[Provided records]:
※ ※ ※
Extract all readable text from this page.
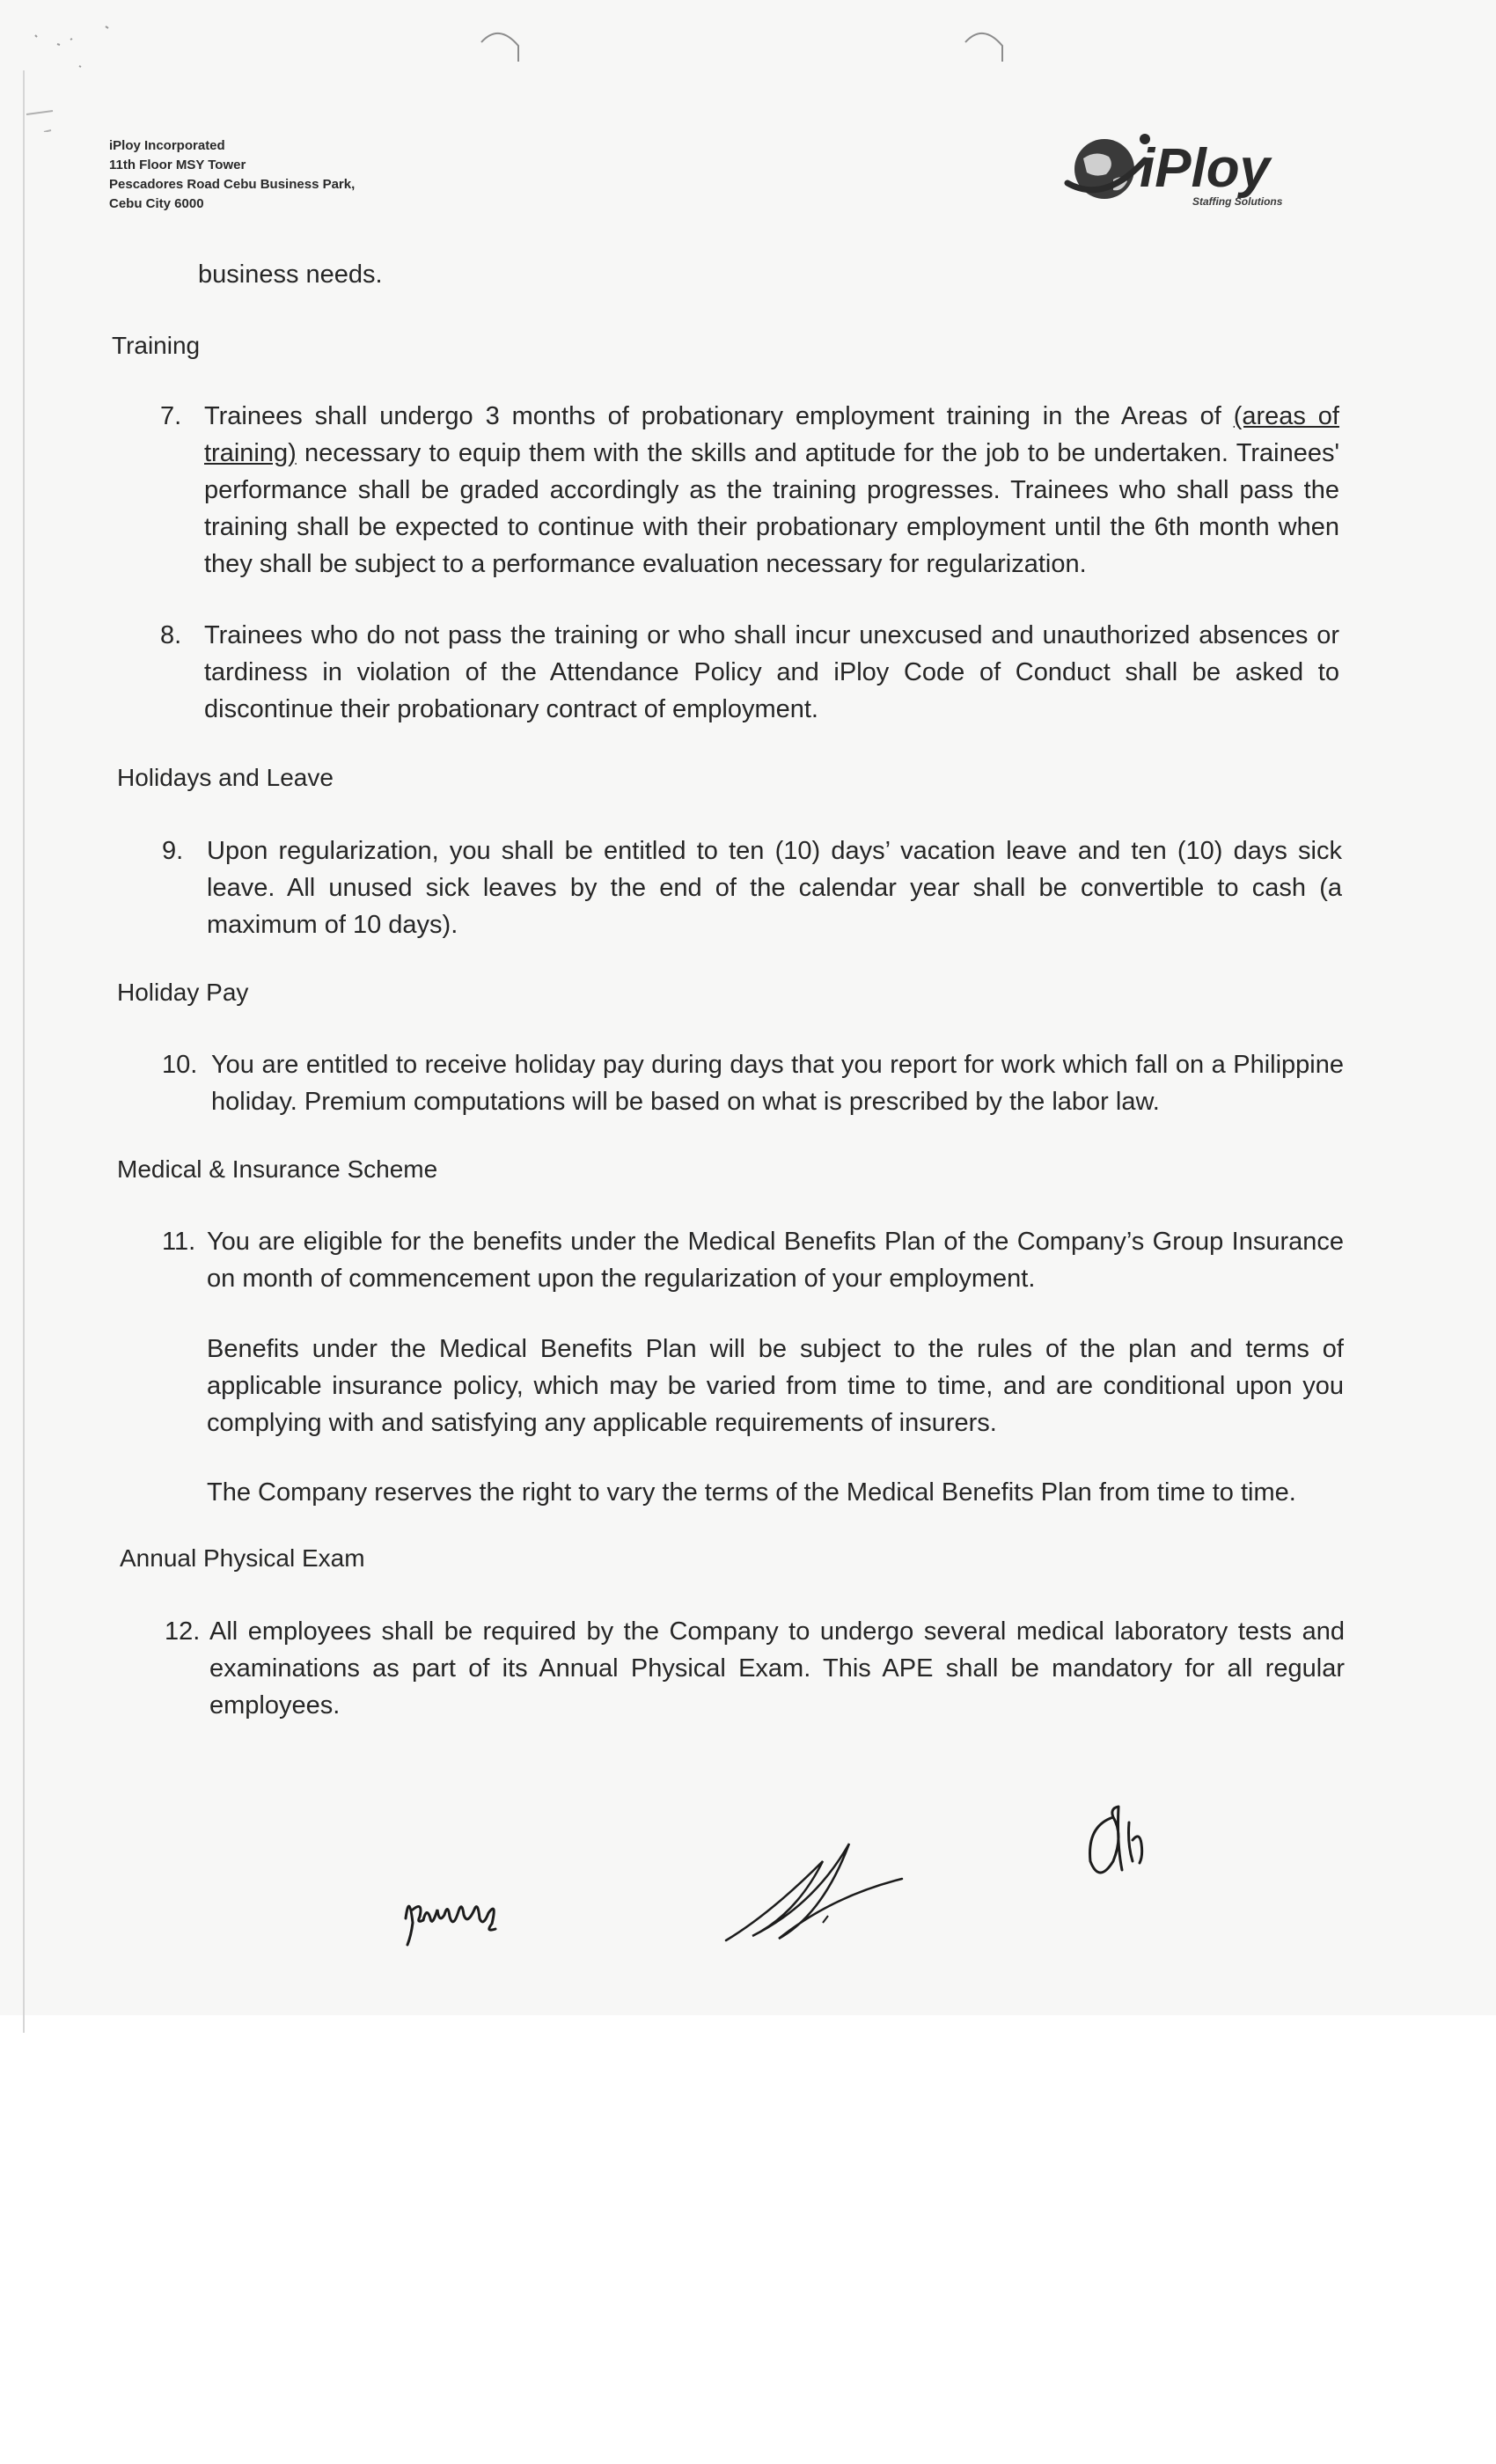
iPloy Incorporated
11th Floor MSY Tower
Pescadores Road Cebu Business Park,
Cebu City 6000
iPloy
Staffing Solutions
business needs.
Training
7. Trainees shall undergo 3 months of probationary employment training in the Areas of (areas of training) necessary to equip them with the skills and aptitude for the job to be undertaken. Trainees' performance shall be graded accordingly as the training progresses. Trainees who shall pass the training shall be expected to continue with their probationary employment until the 6th month when they shall be subject to a performance evaluation necessary for regularization.
8. Trainees who do not pass the training or who shall incur unexcused and unauthorized absences or tardiness in violation of the Attendance Policy and iPloy Code of Conduct shall be asked to discontinue their probationary contract of employment.
Holidays and Leave
9. Upon regularization, you shall be entitled to ten (10) days’ vacation leave and ten (10) days sick leave. All unused sick leaves by the end of the calendar year shall be convertible to cash (a maximum of 10 days).
Holiday Pay
10. You are entitled to receive holiday pay during days that you report for work which fall on a Philippine holiday. Premium computations will be based on what is prescribed by the labor law.
Medical & Insurance Scheme
11. You are eligible for the benefits under the Medical Benefits Plan of the Company’s Group Insurance on month of commencement upon the regularization of your employment.
Benefits under the Medical Benefits Plan will be subject to the rules of the plan and terms of applicable insurance policy, which may be varied from time to time, and are conditional upon you complying with and satisfying any applicable requirements of insurers.
The Company reserves the right to vary the terms of the Medical Benefits Plan from time to time.
Annual Physical Exam
12. All employees shall be required by the Company to undergo several medical laboratory tests and examinations as part of its Annual Physical Exam. This APE shall be mandatory for all regular employees.
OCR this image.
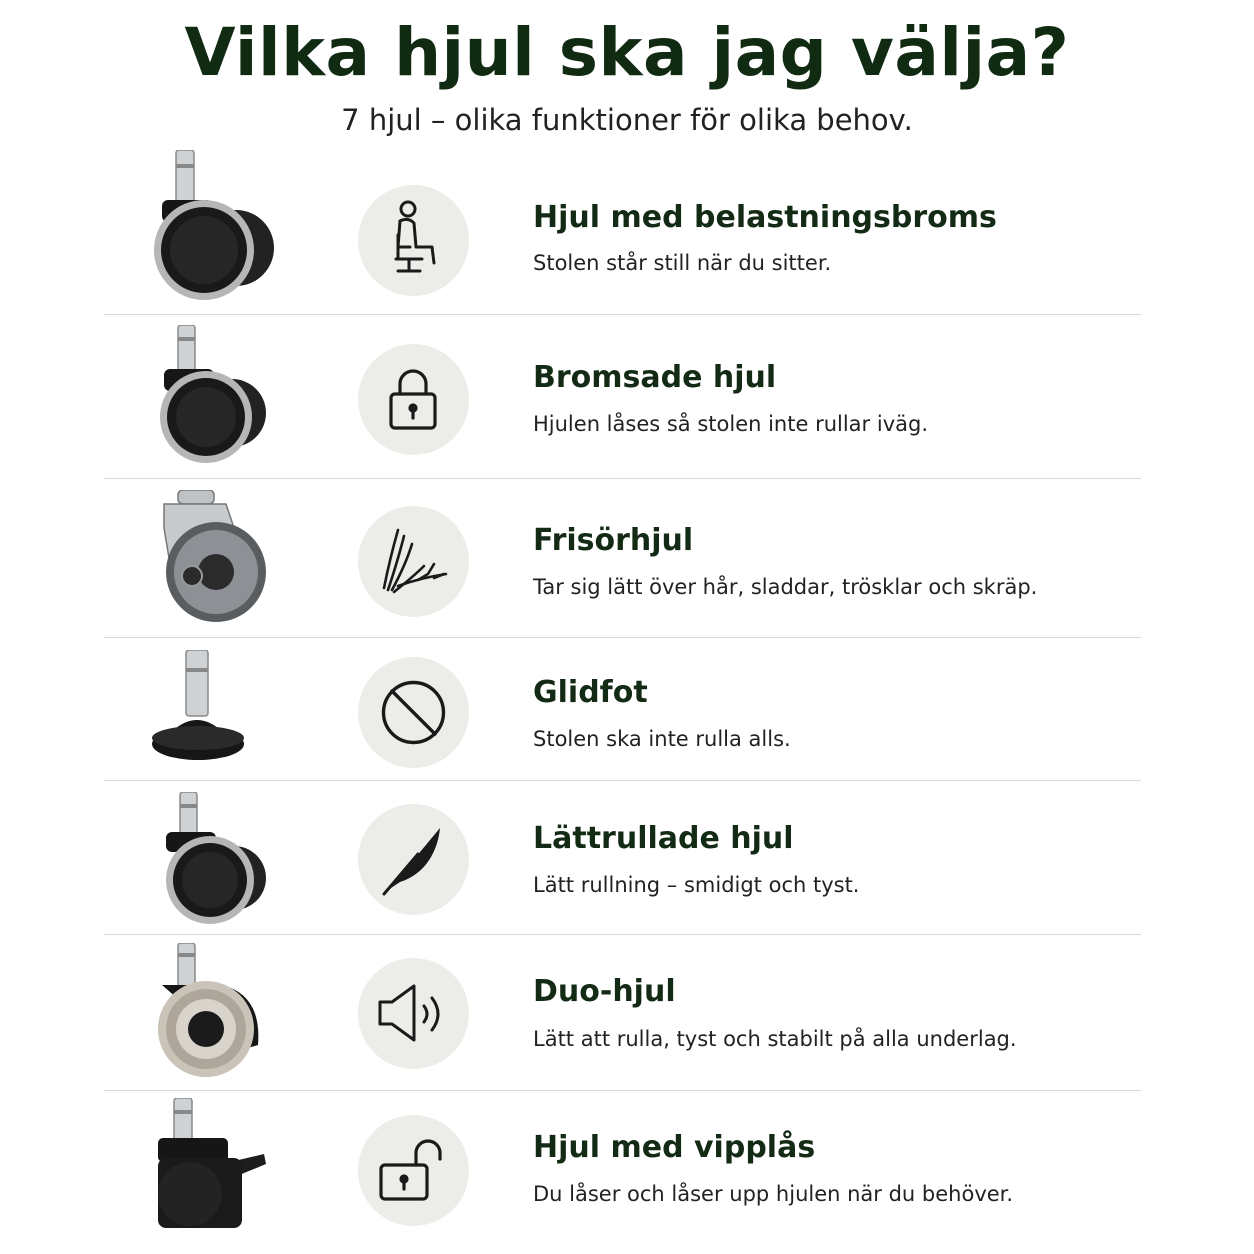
Vilka hjul ska jag välja?
7 hjul – olika funktioner för olika behov.
Hjul med belastningsbroms
Stolen står still när du sitter.
Bromsade hjul
Hjulen låses så stolen inte rullar iväg.
Frisörhjul
Tar sig lätt över hår, sladdar, trösklar och skräp.
Glidfot
Stolen ska inte rulla alls.
Lättrullade hjul
Lätt rullning – smidigt och tyst.
Duo-hjul
Lätt att rulla, tyst och stabilt på alla underlag.
Hjul med vipplås
Du låser och låser upp hjulen när du behöver.
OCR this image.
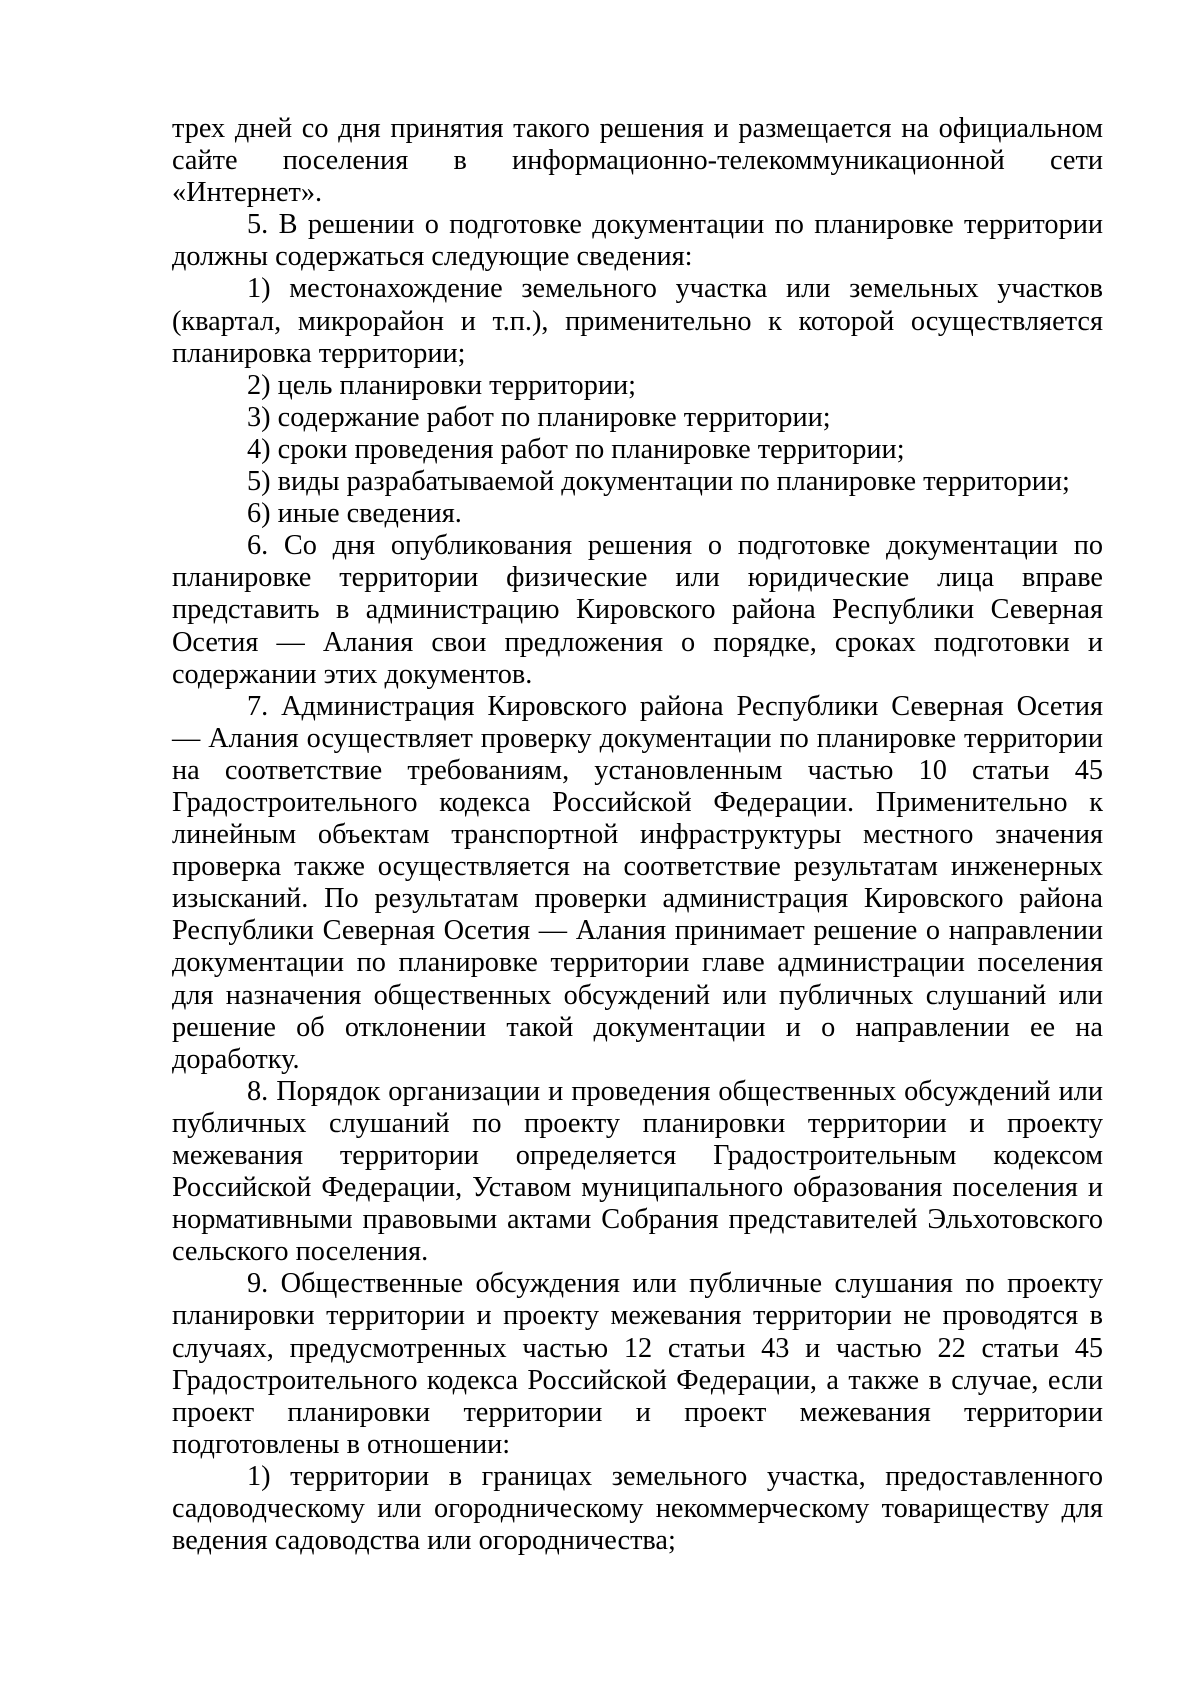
трех дней со дня принятия такого решения и размещается на официальном сайте поселения в информационно-телекоммуникационной сети «Интернет».

5. В решении о подготовке документации по планировке территории должны содержаться следующие сведения:

1) местонахождение земельного участка или земельных участков (квартал, микрорайон и т.п.), применительно к которой осуществляется планировка территории;

2) цель планировки территории;

3) содержание работ по планировке территории;

4) сроки проведения работ по планировке территории;

5) виды разрабатываемой документации по планировке территории;

6) иные сведения.

6. Со дня опубликования решения о подготовке документации по планировке территории физические или юридические лица вправе представить в администрацию Кировского района Республики Северная Осетия — Алания свои предложения о порядке, сроках подготовки и содержании этих документов.

7. Администрация Кировского района Республики Северная Осетия — Алания осуществляет проверку документации по планировке территории на соответствие требованиям, установленным частью 10 статьи 45 Градостроительного кодекса Российской Федерации. Применительно к линейным объектам транспортной инфраструктуры местного значения проверка также осуществляется на соответствие результатам инженерных изысканий. По результатам проверки администрация Кировского района Республики Северная Осетия — Алания принимает решение о направлении документации по планировке территории главе администрации поселения для назначения общественных обсуждений или публичных слушаний или решение об отклонении такой документации и о направлении ее на доработку.

8. Порядок организации и проведения общественных обсуждений или публичных слушаний по проекту планировки территории и проекту межевания территории определяется Градостроительным кодексом Российской Федерации, Уставом муниципального образования поселения и нормативными правовыми актами Собрания представителей Эльхотовского сельского поселения.

9. Общественные обсуждения или публичные слушания по проекту планировки территории и проекту межевания территории не проводятся в случаях, предусмотренных частью 12 статьи 43 и частью 22 статьи 45 Градостроительного кодекса Российской Федерации, а также в случае, если проект планировки территории и проект межевания территории подготовлены в отношении:

1) территории в границах земельного участка, предоставленного садоводческому или огородническому некоммерческому товариществу для ведения садоводства или огородничества;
※ ※ ※
[To do]:
Work out how many lines of the material above contain the word "сведения", then give only that figure.

[Written reply]:
2